## Instructions for the task
What you return should match every record exactly, with the images removed.

## Data for processing
····················

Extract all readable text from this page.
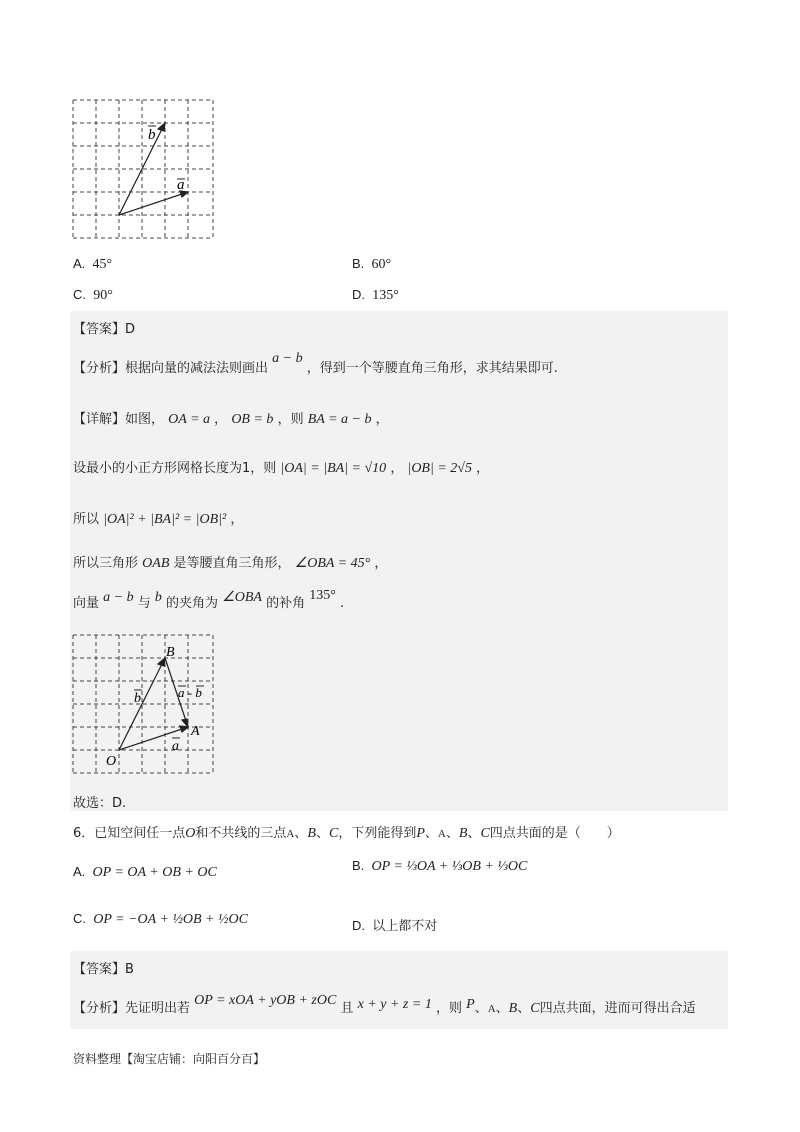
b
a
A. 45°	B. 60°
C. 90°	D. 135°
【答案】D
【分析】根据向量的减法法则画出 a − b ，得到一个等腰直角三角形，求其结果即可.
【详解】如图， OA = a ， OB = b ，则 BA = a − b ，
设最小的小正方形网格长度为1，则 |OA| = |BA| = √10 ， |OB| = 2√5 ，
所以 |OA|² + |BA|² = |OB|² ，
所以三角形 OAB 是等腰直角三角形， ∠OBA = 45° ，
向量 a − b 与 b 的夹角为 ∠OBA 的补角 135° .
B
A
O
b	a - b
a
故选：D.
6．已知空间任一点O和不共线的三点A、B、C，下列能得到P、A、B、C四点共面的是（　　）
A. OP = OA + OB + OC	B. OP = ⅓OA + ⅓OB + ⅓OC
C. OP = −OA + ½OB + ½OC	D. 以上都不对
【答案】B
【分析】先证明出若 OP = xOA + yOB + zOC 且 x + y + z = 1 ，则 P、A、B、C四点共面，进而可得出合适
资料整理【淘宝店铺：向阳百分百】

····················

## Expected answer
Extract all readable text from this page.
b
a
A. 45°	B. 60°
C. 90°	D. 135°
【答案】D
【分析】根据向量的减法法则画出 a − b ，得到一个等腰直角三角形，求其结果即可.
【详解】如图， OA = a ， OB = b ，则 BA = a − b ，
设最小的小正方形网格长度为1，则 |OA| = |BA| = √10 ， |OB| = 2√5 ，
所以 |OA|² + |BA|² = |OB|² ，
所以三角形 OAB 是等腰直角三角形， ∠OBA = 45° ，
向量 a − b 与 b 的夹角为 ∠OBA 的补角 135° .
B
A
O
b	a - b
a
故选：D.
6．已知空间任一点O和不共线的三点A、B、C，下列能得到P、A、B、C四点共面的是（　　）
A. OP = OA + OB + OC	B. OP = ⅓OA + ⅓OB + ⅓OC
C. OP = −OA + ½OB + ½OC	D. 以上都不对
【答案】B
【分析】先证明出若 OP = xOA + yOB + zOC 且 x + y + z = 1 ，则 P、A、B、C四点共面，进而可得出合适
资料整理【淘宝店铺：向阳百分百】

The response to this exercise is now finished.